#### [Material provided]
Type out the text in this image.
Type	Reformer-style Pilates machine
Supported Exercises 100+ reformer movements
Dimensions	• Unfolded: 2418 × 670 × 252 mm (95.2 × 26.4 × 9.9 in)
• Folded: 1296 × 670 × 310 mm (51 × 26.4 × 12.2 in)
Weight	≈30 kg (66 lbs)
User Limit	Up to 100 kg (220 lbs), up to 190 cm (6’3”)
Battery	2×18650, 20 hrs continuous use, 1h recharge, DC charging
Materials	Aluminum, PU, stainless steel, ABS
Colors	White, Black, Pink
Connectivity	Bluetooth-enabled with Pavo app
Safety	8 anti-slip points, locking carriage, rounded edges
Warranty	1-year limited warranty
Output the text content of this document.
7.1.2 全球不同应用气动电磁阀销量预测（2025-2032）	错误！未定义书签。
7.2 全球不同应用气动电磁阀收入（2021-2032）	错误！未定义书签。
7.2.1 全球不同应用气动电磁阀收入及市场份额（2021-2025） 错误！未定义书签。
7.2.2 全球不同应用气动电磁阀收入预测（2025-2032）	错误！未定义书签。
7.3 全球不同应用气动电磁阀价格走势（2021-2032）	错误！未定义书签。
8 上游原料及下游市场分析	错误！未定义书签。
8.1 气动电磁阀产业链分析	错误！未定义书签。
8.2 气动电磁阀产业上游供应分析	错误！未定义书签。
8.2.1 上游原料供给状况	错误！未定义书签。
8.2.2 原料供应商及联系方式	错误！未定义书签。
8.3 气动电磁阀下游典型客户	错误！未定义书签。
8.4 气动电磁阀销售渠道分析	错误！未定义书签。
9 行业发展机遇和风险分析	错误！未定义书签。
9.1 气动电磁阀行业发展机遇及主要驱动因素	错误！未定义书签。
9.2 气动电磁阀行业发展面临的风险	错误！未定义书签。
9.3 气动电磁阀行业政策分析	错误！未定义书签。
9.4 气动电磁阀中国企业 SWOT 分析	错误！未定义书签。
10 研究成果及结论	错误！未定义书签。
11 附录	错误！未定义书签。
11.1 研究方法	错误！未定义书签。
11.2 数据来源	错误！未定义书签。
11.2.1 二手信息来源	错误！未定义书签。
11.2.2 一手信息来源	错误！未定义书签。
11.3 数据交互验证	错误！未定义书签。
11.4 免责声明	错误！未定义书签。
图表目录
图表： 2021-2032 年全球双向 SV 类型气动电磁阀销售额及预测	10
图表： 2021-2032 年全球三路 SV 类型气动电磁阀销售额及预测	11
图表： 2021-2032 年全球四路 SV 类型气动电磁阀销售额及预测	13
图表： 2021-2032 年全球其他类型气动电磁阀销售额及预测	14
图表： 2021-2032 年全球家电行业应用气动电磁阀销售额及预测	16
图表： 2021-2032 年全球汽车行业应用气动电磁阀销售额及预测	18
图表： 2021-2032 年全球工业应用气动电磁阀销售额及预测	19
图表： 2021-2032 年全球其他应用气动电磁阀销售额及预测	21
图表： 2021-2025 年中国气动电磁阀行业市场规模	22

#### [What is needed]
Repeat the data precisely, line by line.

#### [Exercise response]
Type out the text in this image.
Type	Reformer-style Pilates machine
Supported Exercises 100+ reformer movements
Dimensions	• Unfolded: 2418 × 670 × 252 mm (95.2 × 26.4 × 9.9 in)
• Folded: 1296 × 670 × 310 mm (51 × 26.4 × 12.2 in)
Weight	≈30 kg (66 lbs)
User Limit	Up to 100 kg (220 lbs), up to 190 cm (6’3”)
Battery	2×18650, 20 hrs continuous use, 1h recharge, DC charging
Materials	Aluminum, PU, stainless steel, ABS
Colors	White, Black, Pink
Connectivity	Bluetooth-enabled with Pavo app
Safety	8 anti-slip points, locking carriage, rounded edges
Warranty	1-year limited warranty
Output the text content of this document.
7.1.2 全球不同应用气动电磁阀销量预测（2025-2032）	错误！未定义书签。
7.2 全球不同应用气动电磁阀收入（2021-2032）	错误！未定义书签。
7.2.1 全球不同应用气动电磁阀收入及市场份额（2021-2025） 错误！未定义书签。
7.2.2 全球不同应用气动电磁阀收入预测（2025-2032）	错误！未定义书签。
7.3 全球不同应用气动电磁阀价格走势（2021-2032）	错误！未定义书签。
8 上游原料及下游市场分析	错误！未定义书签。
8.1 气动电磁阀产业链分析	错误！未定义书签。
8.2 气动电磁阀产业上游供应分析	错误！未定义书签。
8.2.1 上游原料供给状况	错误！未定义书签。
8.2.2 原料供应商及联系方式	错误！未定义书签。
8.3 气动电磁阀下游典型客户	错误！未定义书签。
8.4 气动电磁阀销售渠道分析	错误！未定义书签。
9 行业发展机遇和风险分析	错误！未定义书签。
9.1 气动电磁阀行业发展机遇及主要驱动因素	错误！未定义书签。
9.2 气动电磁阀行业发展面临的风险	错误！未定义书签。
9.3 气动电磁阀行业政策分析	错误！未定义书签。
9.4 气动电磁阀中国企业 SWOT 分析	错误！未定义书签。
10 研究成果及结论	错误！未定义书签。
11 附录	错误！未定义书签。
11.1 研究方法	错误！未定义书签。
11.2 数据来源	错误！未定义书签。
11.2.1 二手信息来源	错误！未定义书签。
11.2.2 一手信息来源	错误！未定义书签。
11.3 数据交互验证	错误！未定义书签。
11.4 免责声明	错误！未定义书签。
图表目录
图表： 2021-2032 年全球双向 SV 类型气动电磁阀销售额及预测	10
图表： 2021-2032 年全球三路 SV 类型气动电磁阀销售额及预测	11
图表： 2021-2032 年全球四路 SV 类型气动电磁阀销售额及预测	13
图表： 2021-2032 年全球其他类型气动电磁阀销售额及预测	14
图表： 2021-2032 年全球家电行业应用气动电磁阀销售额及预测	16
图表： 2021-2032 年全球汽车行业应用气动电磁阀销售额及预测	18
图表： 2021-2032 年全球工业应用气动电磁阀销售额及预测	19
图表： 2021-2032 年全球其他应用气动电磁阀销售额及预测	21
图表： 2021-2025 年中国气动电磁阀行业市场规模	22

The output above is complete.